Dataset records

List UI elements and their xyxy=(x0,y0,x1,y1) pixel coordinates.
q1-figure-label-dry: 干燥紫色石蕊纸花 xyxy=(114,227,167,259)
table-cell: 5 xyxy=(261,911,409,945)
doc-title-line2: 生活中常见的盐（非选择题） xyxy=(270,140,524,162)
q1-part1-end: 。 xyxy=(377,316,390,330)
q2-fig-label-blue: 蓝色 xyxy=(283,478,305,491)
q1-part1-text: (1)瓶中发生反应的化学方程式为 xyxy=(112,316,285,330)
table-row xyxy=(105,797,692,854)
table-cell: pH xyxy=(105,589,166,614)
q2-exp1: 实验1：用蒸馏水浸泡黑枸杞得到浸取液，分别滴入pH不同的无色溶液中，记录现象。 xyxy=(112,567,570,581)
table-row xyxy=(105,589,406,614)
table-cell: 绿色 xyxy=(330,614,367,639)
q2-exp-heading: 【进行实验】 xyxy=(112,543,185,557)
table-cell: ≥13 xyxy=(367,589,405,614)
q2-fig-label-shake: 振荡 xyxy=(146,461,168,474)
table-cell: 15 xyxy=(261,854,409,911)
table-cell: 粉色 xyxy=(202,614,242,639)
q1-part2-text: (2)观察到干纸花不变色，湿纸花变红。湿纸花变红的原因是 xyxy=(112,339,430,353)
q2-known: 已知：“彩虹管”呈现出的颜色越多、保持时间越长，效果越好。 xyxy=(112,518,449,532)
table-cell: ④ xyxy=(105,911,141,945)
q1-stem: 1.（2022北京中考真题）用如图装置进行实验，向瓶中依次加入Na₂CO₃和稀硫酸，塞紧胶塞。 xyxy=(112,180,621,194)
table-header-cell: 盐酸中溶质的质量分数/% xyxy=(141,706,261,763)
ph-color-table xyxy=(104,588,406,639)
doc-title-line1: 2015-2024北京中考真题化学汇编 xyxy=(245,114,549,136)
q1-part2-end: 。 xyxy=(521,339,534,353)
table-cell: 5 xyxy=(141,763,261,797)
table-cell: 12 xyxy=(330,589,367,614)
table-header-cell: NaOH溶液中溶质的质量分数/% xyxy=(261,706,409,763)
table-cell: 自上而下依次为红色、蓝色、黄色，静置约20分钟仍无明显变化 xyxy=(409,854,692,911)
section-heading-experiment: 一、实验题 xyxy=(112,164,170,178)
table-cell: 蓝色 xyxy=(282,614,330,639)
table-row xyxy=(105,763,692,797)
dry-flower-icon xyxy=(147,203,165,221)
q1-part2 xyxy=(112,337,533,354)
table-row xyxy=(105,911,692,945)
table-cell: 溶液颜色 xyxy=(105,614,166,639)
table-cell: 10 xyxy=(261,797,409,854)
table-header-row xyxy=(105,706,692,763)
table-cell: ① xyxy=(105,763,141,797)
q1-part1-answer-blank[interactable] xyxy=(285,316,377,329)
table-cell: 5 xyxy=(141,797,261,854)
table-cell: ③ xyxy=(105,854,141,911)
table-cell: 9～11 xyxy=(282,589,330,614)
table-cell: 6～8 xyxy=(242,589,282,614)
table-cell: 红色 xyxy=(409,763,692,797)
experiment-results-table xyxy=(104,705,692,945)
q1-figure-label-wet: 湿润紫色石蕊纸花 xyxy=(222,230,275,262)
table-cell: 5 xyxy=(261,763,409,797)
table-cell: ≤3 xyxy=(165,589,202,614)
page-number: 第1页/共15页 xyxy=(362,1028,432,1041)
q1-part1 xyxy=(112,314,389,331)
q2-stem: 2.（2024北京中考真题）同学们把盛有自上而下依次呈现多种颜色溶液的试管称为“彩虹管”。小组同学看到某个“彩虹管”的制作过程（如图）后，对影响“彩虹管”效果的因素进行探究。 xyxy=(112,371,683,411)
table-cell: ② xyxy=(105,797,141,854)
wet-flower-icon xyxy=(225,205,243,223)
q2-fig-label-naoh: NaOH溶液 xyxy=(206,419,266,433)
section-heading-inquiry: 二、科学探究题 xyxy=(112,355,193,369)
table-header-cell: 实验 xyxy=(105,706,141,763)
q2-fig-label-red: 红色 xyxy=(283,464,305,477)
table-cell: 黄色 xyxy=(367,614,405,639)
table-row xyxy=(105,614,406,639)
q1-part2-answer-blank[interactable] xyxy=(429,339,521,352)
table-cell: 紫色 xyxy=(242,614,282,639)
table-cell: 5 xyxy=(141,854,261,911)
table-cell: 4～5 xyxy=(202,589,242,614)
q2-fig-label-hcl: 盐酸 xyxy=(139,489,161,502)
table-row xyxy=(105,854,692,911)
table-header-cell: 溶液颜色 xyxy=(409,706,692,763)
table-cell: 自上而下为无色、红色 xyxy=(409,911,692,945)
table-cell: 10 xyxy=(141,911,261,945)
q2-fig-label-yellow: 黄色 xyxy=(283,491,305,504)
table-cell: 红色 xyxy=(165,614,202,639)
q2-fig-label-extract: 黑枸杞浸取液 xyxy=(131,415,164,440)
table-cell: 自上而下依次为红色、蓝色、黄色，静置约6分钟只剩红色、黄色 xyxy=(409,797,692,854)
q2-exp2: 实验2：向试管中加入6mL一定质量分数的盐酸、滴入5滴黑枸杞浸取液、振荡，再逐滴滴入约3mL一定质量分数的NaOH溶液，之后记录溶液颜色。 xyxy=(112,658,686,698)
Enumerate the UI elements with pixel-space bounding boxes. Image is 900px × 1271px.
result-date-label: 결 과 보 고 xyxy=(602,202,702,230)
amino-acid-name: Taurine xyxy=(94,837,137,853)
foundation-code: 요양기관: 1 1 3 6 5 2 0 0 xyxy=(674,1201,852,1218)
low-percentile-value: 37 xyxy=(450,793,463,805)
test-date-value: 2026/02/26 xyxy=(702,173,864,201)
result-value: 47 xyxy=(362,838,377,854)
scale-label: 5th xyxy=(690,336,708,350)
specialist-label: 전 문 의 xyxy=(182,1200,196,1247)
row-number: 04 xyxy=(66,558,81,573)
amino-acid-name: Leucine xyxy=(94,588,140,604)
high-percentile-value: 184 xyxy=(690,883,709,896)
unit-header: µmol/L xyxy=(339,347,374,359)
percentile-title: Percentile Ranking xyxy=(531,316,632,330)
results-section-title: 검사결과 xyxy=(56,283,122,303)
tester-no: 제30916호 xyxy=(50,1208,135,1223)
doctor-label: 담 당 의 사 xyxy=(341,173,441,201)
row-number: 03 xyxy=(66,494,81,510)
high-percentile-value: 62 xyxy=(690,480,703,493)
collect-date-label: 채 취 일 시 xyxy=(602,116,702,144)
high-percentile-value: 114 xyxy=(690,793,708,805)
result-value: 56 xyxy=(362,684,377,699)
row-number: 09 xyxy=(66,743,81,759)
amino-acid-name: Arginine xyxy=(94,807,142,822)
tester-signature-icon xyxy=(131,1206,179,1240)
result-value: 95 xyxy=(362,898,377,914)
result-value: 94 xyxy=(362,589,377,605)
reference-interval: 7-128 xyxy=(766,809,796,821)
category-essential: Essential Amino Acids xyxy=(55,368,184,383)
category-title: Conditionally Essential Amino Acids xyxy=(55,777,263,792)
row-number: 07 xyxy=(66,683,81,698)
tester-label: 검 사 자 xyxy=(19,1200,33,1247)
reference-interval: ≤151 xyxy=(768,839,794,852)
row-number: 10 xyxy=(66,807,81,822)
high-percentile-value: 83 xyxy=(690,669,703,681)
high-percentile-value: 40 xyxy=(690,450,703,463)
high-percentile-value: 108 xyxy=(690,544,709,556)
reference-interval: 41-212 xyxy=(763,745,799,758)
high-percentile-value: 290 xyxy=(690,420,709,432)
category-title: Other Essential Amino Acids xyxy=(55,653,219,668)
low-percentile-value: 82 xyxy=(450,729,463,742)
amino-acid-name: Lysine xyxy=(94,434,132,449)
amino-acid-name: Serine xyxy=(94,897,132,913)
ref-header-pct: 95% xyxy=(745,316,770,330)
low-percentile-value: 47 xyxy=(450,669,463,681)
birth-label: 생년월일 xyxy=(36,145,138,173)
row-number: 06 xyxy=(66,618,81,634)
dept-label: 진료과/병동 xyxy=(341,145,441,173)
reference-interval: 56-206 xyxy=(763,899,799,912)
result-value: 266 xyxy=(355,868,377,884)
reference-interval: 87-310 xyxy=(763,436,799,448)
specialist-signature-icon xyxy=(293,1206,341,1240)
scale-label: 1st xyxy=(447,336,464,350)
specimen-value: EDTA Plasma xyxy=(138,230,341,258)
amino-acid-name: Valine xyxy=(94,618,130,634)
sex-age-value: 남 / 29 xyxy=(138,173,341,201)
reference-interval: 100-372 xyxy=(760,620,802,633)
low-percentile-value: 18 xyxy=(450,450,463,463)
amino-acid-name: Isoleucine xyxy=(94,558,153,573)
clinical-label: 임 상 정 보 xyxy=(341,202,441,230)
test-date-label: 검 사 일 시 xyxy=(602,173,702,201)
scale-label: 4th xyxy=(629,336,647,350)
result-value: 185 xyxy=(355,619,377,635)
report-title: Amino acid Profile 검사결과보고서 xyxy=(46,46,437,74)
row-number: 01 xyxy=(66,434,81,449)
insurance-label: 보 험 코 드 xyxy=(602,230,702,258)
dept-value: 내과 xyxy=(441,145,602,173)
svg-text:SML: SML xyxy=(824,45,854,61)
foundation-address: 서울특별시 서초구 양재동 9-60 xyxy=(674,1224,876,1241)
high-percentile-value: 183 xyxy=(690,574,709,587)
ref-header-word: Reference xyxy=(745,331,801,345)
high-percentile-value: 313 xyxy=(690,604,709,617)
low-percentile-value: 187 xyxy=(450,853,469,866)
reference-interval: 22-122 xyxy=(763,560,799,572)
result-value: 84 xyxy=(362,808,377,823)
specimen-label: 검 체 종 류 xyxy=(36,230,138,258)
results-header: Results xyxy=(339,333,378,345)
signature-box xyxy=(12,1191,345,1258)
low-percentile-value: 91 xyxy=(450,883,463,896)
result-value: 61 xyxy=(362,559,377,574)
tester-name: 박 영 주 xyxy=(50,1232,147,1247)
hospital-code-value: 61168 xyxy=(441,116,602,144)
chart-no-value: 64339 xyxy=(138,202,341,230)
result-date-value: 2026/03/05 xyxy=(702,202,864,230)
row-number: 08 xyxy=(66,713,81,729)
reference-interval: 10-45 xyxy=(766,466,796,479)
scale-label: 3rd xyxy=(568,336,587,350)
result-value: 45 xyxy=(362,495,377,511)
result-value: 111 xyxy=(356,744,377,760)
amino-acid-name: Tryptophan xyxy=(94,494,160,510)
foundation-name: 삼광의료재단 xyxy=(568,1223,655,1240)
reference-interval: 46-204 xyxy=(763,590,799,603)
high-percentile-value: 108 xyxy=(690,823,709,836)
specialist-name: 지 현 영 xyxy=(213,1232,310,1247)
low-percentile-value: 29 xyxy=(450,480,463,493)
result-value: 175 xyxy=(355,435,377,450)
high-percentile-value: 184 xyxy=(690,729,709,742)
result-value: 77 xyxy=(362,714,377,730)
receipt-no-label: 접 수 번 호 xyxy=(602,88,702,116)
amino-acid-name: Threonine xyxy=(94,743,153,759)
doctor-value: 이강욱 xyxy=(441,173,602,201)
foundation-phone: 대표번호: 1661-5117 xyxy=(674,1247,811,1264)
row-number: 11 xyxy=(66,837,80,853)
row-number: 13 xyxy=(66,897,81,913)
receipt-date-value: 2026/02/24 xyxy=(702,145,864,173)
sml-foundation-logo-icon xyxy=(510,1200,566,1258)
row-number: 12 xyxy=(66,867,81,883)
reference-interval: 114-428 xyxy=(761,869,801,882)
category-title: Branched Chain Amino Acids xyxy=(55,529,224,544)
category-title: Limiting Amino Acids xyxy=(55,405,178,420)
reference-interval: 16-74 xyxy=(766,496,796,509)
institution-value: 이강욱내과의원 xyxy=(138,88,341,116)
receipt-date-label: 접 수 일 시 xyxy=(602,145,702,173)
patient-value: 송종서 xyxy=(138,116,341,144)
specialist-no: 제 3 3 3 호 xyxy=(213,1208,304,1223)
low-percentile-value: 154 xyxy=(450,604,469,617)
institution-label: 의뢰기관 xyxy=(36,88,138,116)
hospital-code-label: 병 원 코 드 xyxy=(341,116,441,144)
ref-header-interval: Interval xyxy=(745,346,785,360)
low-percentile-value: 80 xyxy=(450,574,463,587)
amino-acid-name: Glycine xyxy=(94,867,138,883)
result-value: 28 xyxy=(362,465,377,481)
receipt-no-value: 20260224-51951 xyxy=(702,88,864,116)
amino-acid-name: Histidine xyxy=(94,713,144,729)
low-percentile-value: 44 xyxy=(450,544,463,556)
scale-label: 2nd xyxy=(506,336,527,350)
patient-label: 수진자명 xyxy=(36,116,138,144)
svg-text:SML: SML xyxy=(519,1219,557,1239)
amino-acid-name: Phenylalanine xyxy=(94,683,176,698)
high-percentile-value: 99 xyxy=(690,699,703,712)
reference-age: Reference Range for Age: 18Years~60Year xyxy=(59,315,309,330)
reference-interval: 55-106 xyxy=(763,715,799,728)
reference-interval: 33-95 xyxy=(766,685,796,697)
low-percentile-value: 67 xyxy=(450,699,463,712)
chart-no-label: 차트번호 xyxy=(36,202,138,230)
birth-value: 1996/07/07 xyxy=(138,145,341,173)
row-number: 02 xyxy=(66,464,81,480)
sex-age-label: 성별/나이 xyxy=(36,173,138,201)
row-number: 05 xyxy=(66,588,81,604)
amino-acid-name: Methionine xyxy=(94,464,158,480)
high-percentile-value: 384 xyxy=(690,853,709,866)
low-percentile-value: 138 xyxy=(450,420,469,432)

Work to do
Reproduce the data verbatim, starting at its first line and stopping after the line that contains "table-header-cell: 盐酸中溶质的质量分数/% xyxy=(141,706,261,763)".

Expected answer
List UI elements and their xyxy=(x0,y0,x1,y1) pixel coordinates.
q1-figure-label-dry: 干燥紫色石蕊纸花 xyxy=(114,227,167,259)
table-cell: 5 xyxy=(261,911,409,945)
doc-title-line2: 生活中常见的盐（非选择题） xyxy=(270,140,524,162)
q1-part1-end: 。 xyxy=(377,316,390,330)
q2-fig-label-blue: 蓝色 xyxy=(283,478,305,491)
q1-part1-text: (1)瓶中发生反应的化学方程式为 xyxy=(112,316,285,330)
table-row xyxy=(105,797,692,854)
table-cell: pH xyxy=(105,589,166,614)
q2-exp1: 实验1：用蒸馏水浸泡黑枸杞得到浸取液，分别滴入pH不同的无色溶液中，记录现象。 xyxy=(112,567,570,581)
table-row xyxy=(105,589,406,614)
table-cell: 绿色 xyxy=(330,614,367,639)
q2-exp-heading: 【进行实验】 xyxy=(112,543,185,557)
table-cell: ≥13 xyxy=(367,589,405,614)
q2-fig-label-shake: 振荡 xyxy=(146,461,168,474)
table-cell: 15 xyxy=(261,854,409,911)
table-cell: 粉色 xyxy=(202,614,242,639)
q1-part2-text: (2)观察到干纸花不变色，湿纸花变红。湿纸花变红的原因是 xyxy=(112,339,430,353)
q2-known: 已知：“彩虹管”呈现出的颜色越多、保持时间越长，效果越好。 xyxy=(112,518,449,532)
table-cell: ④ xyxy=(105,911,141,945)
q1-stem: 1.（2022北京中考真题）用如图装置进行实验，向瓶中依次加入Na₂CO₃和稀硫酸，塞紧胶塞。 xyxy=(112,180,621,194)
table-header-cell: 盐酸中溶质的质量分数/% xyxy=(141,706,261,763)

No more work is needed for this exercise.